=== Task inputs ===
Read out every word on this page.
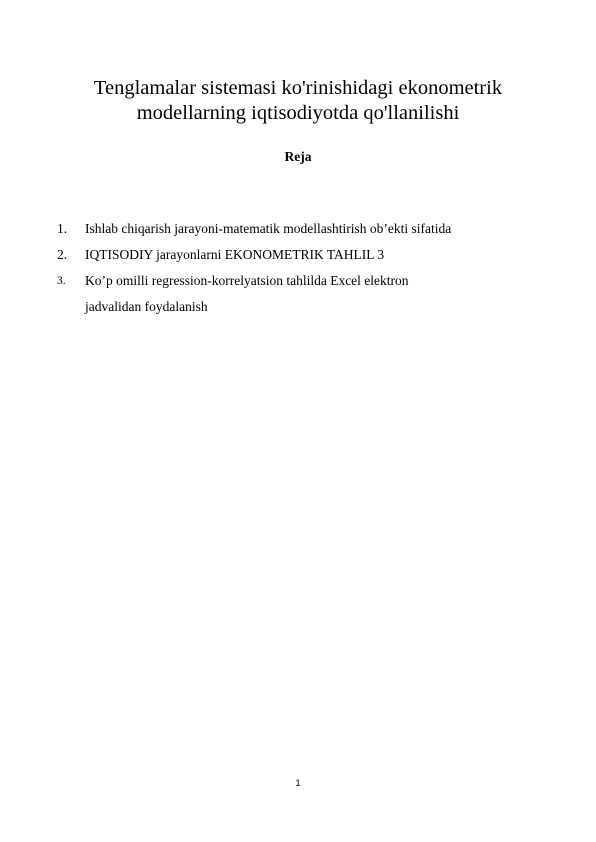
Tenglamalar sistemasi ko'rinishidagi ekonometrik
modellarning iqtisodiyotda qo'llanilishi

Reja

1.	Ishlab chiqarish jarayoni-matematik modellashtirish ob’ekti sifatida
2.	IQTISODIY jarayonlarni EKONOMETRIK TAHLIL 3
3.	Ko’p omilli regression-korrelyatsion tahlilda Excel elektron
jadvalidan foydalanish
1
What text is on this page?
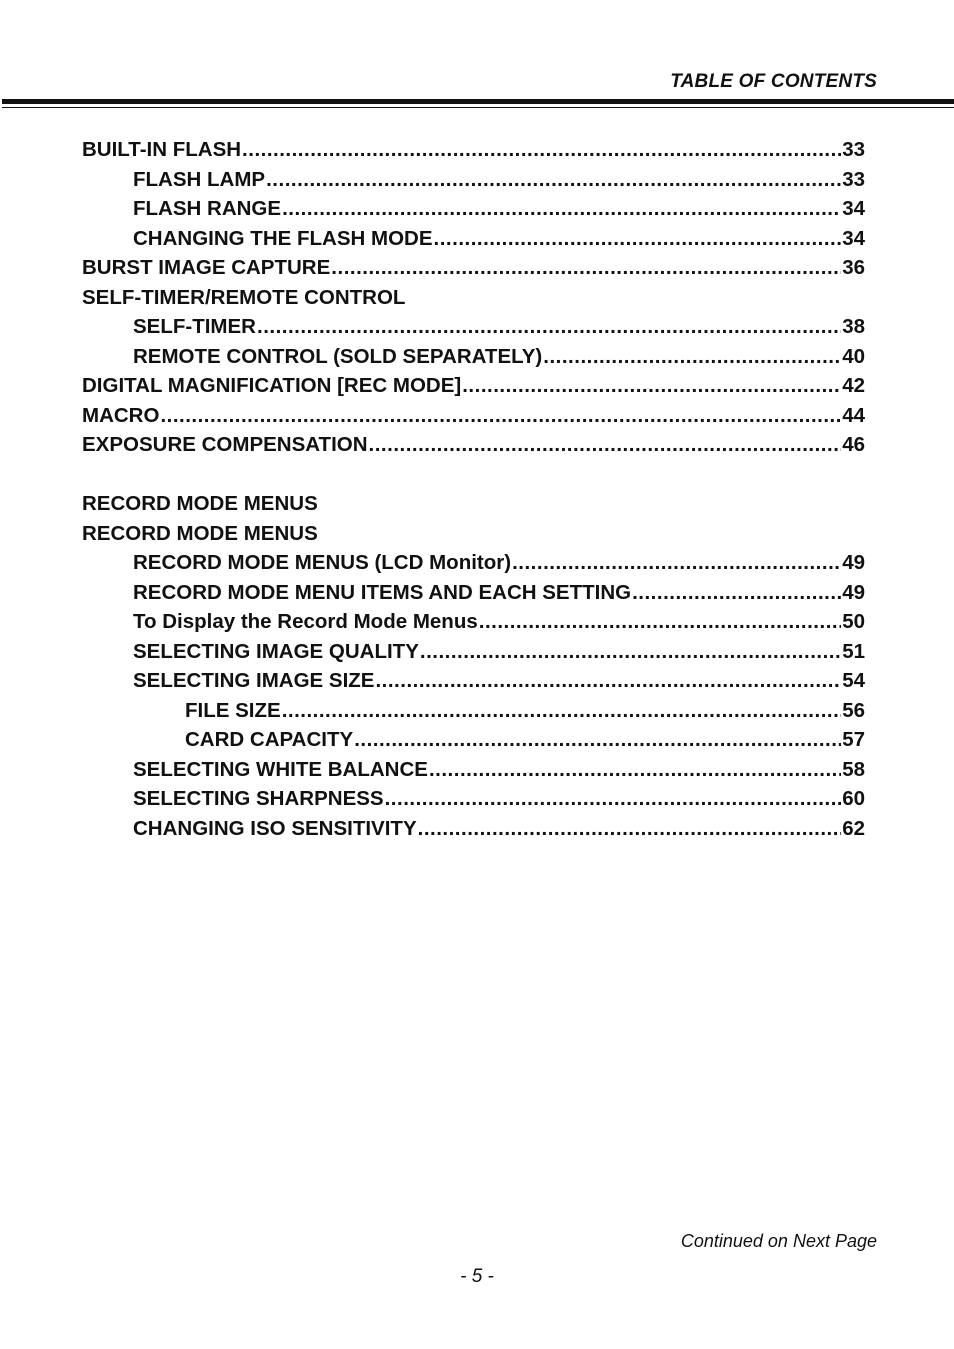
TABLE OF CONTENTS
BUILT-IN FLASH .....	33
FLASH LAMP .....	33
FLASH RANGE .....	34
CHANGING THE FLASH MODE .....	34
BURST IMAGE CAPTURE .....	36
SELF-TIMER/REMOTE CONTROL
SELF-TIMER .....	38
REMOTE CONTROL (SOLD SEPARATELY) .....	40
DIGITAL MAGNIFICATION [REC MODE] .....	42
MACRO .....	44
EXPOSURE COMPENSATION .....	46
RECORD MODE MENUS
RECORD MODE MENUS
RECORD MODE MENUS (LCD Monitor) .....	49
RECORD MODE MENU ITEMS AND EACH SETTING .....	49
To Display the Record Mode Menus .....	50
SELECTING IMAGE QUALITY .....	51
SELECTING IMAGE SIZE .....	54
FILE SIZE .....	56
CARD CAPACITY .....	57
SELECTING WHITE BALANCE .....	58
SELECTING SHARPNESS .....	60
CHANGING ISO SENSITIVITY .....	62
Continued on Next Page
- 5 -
===
> **Challenge**: Copy each line of the listing that includes "IMAGE".

> **Written answer**:
BURST IMAGE CAPTURE .....	36
SELECTING IMAGE QUALITY .....	51
SELECTING IMAGE SIZE .....	54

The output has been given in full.